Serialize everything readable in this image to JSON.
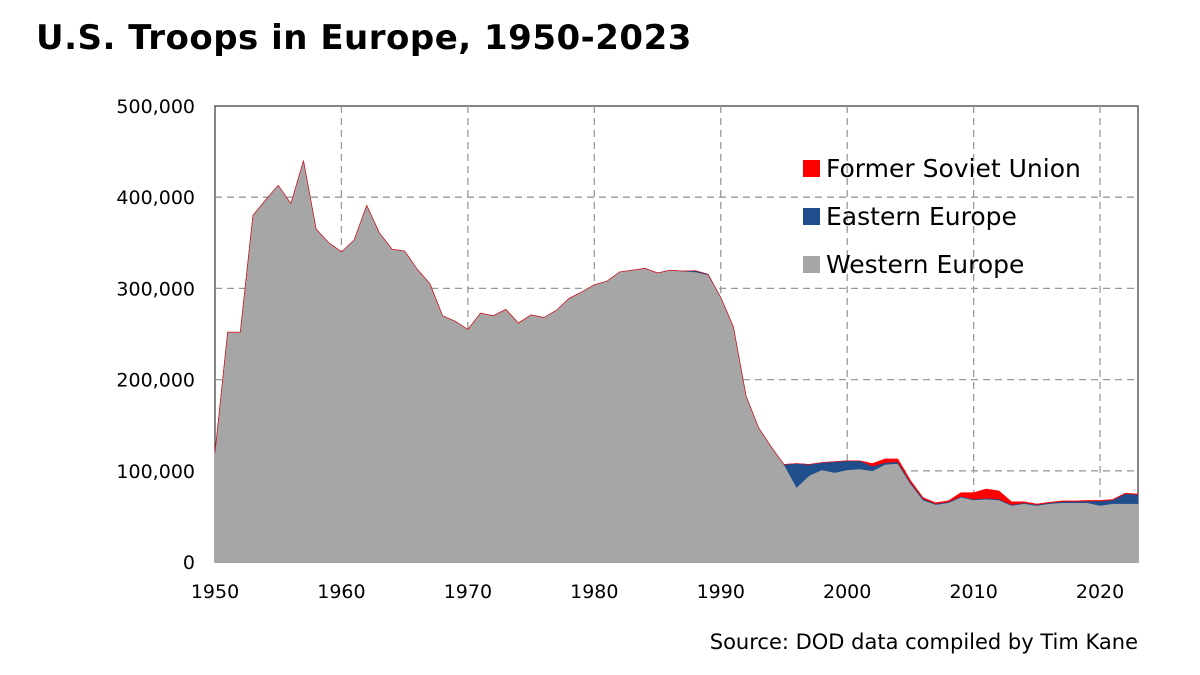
{
  "chart_data": {
    "type": "area",
    "stacked": true,
    "title": "U.S. Troops in Europe, 1950-2023",
    "source": "Source: DOD data compiled by Tim Kane",
    "xlabel": "",
    "ylabel": "",
    "xlim": [
      1950,
      2023
    ],
    "ylim": [
      0,
      500000
    ],
    "x_ticks": [
      1950,
      1960,
      1970,
      1980,
      1990,
      2000,
      2010,
      2020
    ],
    "y_ticks": [
      0,
      100000,
      200000,
      300000,
      400000,
      500000
    ],
    "y_tick_labels": [
      "0",
      "100,000",
      "200,000",
      "300,000",
      "400,000",
      "500,000"
    ],
    "grid": true,
    "legend_position": "top-right",
    "legend_order": [
      "Former Soviet Union",
      "Eastern Europe",
      "Western Europe"
    ],
    "x": [
      1950,
      1951,
      1952,
      1953,
      1954,
      1955,
      1956,
      1957,
      1958,
      1959,
      1960,
      1961,
      1962,
      1963,
      1964,
      1965,
      1966,
      1967,
      1968,
      1969,
      1970,
      1971,
      1972,
      1973,
      1974,
      1975,
      1976,
      1977,
      1978,
      1979,
      1980,
      1981,
      1982,
      1983,
      1984,
      1985,
      1986,
      1987,
      1988,
      1989,
      1990,
      1991,
      1992,
      1993,
      1994,
      1995,
      1996,
      1997,
      1998,
      1999,
      2000,
      2001,
      2002,
      2003,
      2004,
      2005,
      2006,
      2007,
      2008,
      2009,
      2010,
      2011,
      2012,
      2013,
      2014,
      2015,
      2016,
      2017,
      2018,
      2019,
      2020,
      2021,
      2022,
      2023
    ],
    "series": [
      {
        "name": "Western Europe",
        "color": "#a6a6a6",
        "values": [
          120000,
          252000,
          252000,
          380000,
          397000,
          413000,
          393000,
          440000,
          365000,
          350000,
          340000,
          353000,
          391000,
          361000,
          343000,
          341000,
          321000,
          305000,
          270000,
          264000,
          255000,
          273000,
          270000,
          277000,
          262000,
          271000,
          268000,
          276000,
          289000,
          296000,
          304000,
          308000,
          318000,
          320000,
          322000,
          317000,
          320000,
          319000,
          318000,
          315000,
          290000,
          258000,
          182000,
          147000,
          126000,
          107000,
          82000,
          95000,
          101000,
          98000,
          101000,
          102000,
          100000,
          107000,
          108000,
          86000,
          68000,
          63000,
          65000,
          71000,
          68000,
          69000,
          68000,
          62000,
          64000,
          62000,
          64000,
          65000,
          65000,
          65000,
          62000,
          64000,
          64000,
          64000
        ]
      },
      {
        "name": "Eastern Europe",
        "color": "#1f4e8c",
        "values": [
          0,
          0,
          0,
          0,
          0,
          0,
          0,
          0,
          0,
          0,
          0,
          0,
          0,
          0,
          0,
          0,
          0,
          0,
          0,
          0,
          0,
          0,
          0,
          0,
          0,
          0,
          0,
          0,
          0,
          0,
          0,
          0,
          0,
          0,
          0,
          0,
          0,
          0,
          1500,
          500,
          0,
          0,
          0,
          0,
          0,
          0,
          26000,
          12000,
          8000,
          12000,
          10000,
          9000,
          5000,
          2000,
          2000,
          1500,
          1500,
          1000,
          1000,
          1000,
          1000,
          1000,
          1000,
          1000,
          1000,
          1000,
          1000,
          1500,
          1500,
          2000,
          5000,
          4000,
          11000,
          10000
        ]
      },
      {
        "name": "Former Soviet Union",
        "color": "#ff0000",
        "values": [
          0,
          0,
          0,
          0,
          0,
          0,
          0,
          0,
          0,
          0,
          0,
          0,
          0,
          0,
          0,
          0,
          0,
          0,
          0,
          0,
          0,
          0,
          0,
          0,
          0,
          0,
          0,
          0,
          0,
          0,
          0,
          0,
          0,
          0,
          0,
          0,
          0,
          0,
          0,
          0,
          0,
          0,
          0,
          0,
          0,
          0,
          0,
          0,
          0,
          0,
          0,
          0,
          3000,
          4000,
          3000,
          2000,
          1000,
          1000,
          1000,
          4000,
          7000,
          10000,
          9000,
          3000,
          1000,
          500,
          500,
          500,
          500,
          500,
          500,
          500,
          500,
          500
        ]
      }
    ]
  }
}
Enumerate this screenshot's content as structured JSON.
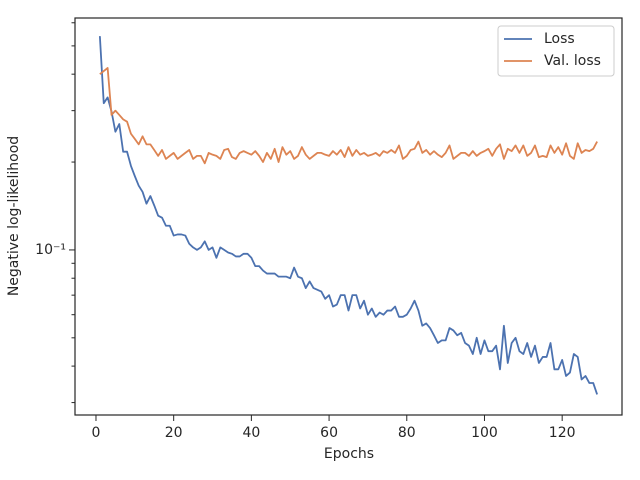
{
  "chart_data": {
    "type": "line",
    "xlabel": "Epochs",
    "ylabel": "Negative log-likelihood",
    "yscale": "log",
    "legend": "upper right",
    "grid": false,
    "xlim": [
      -5.4,
      135.4
    ],
    "xticks": [
      0,
      20,
      40,
      60,
      80,
      100,
      120
    ],
    "ylim": [
      0.0272,
      0.623
    ],
    "yticks": [
      {
        "value": 0.1,
        "label": "10⁻¹"
      }
    ],
    "yminorticks": [
      0.03,
      0.04,
      0.05,
      0.06,
      0.07,
      0.08,
      0.09,
      0.2,
      0.3,
      0.4,
      0.5,
      0.6
    ],
    "x": [
      1,
      2,
      3,
      4,
      5,
      6,
      7,
      8,
      9,
      10,
      11,
      12,
      13,
      14,
      15,
      16,
      17,
      18,
      19,
      20,
      21,
      22,
      23,
      24,
      25,
      26,
      27,
      28,
      29,
      30,
      31,
      32,
      33,
      34,
      35,
      36,
      37,
      38,
      39,
      40,
      41,
      42,
      43,
      44,
      45,
      46,
      47,
      48,
      49,
      50,
      51,
      52,
      53,
      54,
      55,
      56,
      57,
      58,
      59,
      60,
      61,
      62,
      63,
      64,
      65,
      66,
      67,
      68,
      69,
      70,
      71,
      72,
      73,
      74,
      75,
      76,
      77,
      78,
      79,
      80,
      81,
      82,
      83,
      84,
      85,
      86,
      87,
      88,
      89,
      90,
      91,
      92,
      93,
      94,
      95,
      96,
      97,
      98,
      99,
      100,
      101,
      102,
      103,
      104,
      105,
      106,
      107,
      108,
      109,
      110,
      111,
      112,
      113,
      114,
      115,
      116,
      117,
      118,
      119,
      120,
      121,
      122,
      123,
      124,
      125,
      126,
      127,
      128,
      129
    ],
    "series": [
      {
        "name": "Loss",
        "color": "#4c72b0",
        "values": [
          0.54,
          0.318,
          0.333,
          0.298,
          0.254,
          0.27,
          0.217,
          0.217,
          0.194,
          0.179,
          0.166,
          0.158,
          0.144,
          0.153,
          0.142,
          0.131,
          0.129,
          0.121,
          0.121,
          0.112,
          0.113,
          0.113,
          0.112,
          0.105,
          0.102,
          0.1,
          0.102,
          0.107,
          0.1,
          0.102,
          0.094,
          0.102,
          0.1,
          0.098,
          0.097,
          0.095,
          0.095,
          0.097,
          0.097,
          0.094,
          0.088,
          0.088,
          0.085,
          0.083,
          0.083,
          0.083,
          0.081,
          0.081,
          0.081,
          0.08,
          0.087,
          0.081,
          0.08,
          0.074,
          0.078,
          0.074,
          0.073,
          0.072,
          0.068,
          0.07,
          0.064,
          0.065,
          0.07,
          0.07,
          0.062,
          0.07,
          0.07,
          0.063,
          0.067,
          0.06,
          0.063,
          0.059,
          0.061,
          0.06,
          0.062,
          0.062,
          0.064,
          0.059,
          0.059,
          0.06,
          0.063,
          0.067,
          0.062,
          0.055,
          0.056,
          0.054,
          0.051,
          0.048,
          0.049,
          0.049,
          0.054,
          0.053,
          0.051,
          0.052,
          0.048,
          0.047,
          0.044,
          0.05,
          0.044,
          0.049,
          0.045,
          0.045,
          0.047,
          0.039,
          0.055,
          0.041,
          0.048,
          0.05,
          0.045,
          0.044,
          0.048,
          0.043,
          0.047,
          0.041,
          0.043,
          0.043,
          0.048,
          0.039,
          0.039,
          0.042,
          0.037,
          0.038,
          0.044,
          0.043,
          0.036,
          0.037,
          0.035,
          0.035,
          0.032
        ]
      },
      {
        "name": "Val. loss",
        "color": "#dd8452",
        "values": [
          0.4,
          0.41,
          0.42,
          0.29,
          0.3,
          0.29,
          0.28,
          0.275,
          0.25,
          0.24,
          0.23,
          0.245,
          0.23,
          0.23,
          0.22,
          0.21,
          0.22,
          0.205,
          0.21,
          0.215,
          0.205,
          0.21,
          0.215,
          0.22,
          0.205,
          0.21,
          0.21,
          0.198,
          0.215,
          0.212,
          0.21,
          0.205,
          0.22,
          0.222,
          0.208,
          0.205,
          0.215,
          0.218,
          0.215,
          0.212,
          0.218,
          0.21,
          0.2,
          0.215,
          0.205,
          0.222,
          0.2,
          0.225,
          0.212,
          0.218,
          0.205,
          0.21,
          0.225,
          0.212,
          0.205,
          0.21,
          0.215,
          0.215,
          0.212,
          0.21,
          0.218,
          0.212,
          0.22,
          0.208,
          0.225,
          0.21,
          0.22,
          0.212,
          0.215,
          0.21,
          0.212,
          0.215,
          0.21,
          0.218,
          0.215,
          0.22,
          0.215,
          0.228,
          0.205,
          0.21,
          0.22,
          0.222,
          0.235,
          0.215,
          0.22,
          0.212,
          0.218,
          0.212,
          0.208,
          0.215,
          0.228,
          0.205,
          0.21,
          0.215,
          0.215,
          0.21,
          0.218,
          0.21,
          0.215,
          0.218,
          0.222,
          0.21,
          0.222,
          0.23,
          0.205,
          0.222,
          0.218,
          0.228,
          0.215,
          0.228,
          0.21,
          0.215,
          0.228,
          0.208,
          0.21,
          0.208,
          0.228,
          0.215,
          0.225,
          0.212,
          0.232,
          0.21,
          0.205,
          0.232,
          0.215,
          0.22,
          0.218,
          0.222,
          0.235
        ]
      }
    ]
  }
}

++++

- PROBLEM REQUIREMENTS
Find every line in the records above that contains the word "Union", and copy each one.

- SOLUTION TO THE PROBLEM
      "Former Soviet Union",
        "name": "Former Soviet Union",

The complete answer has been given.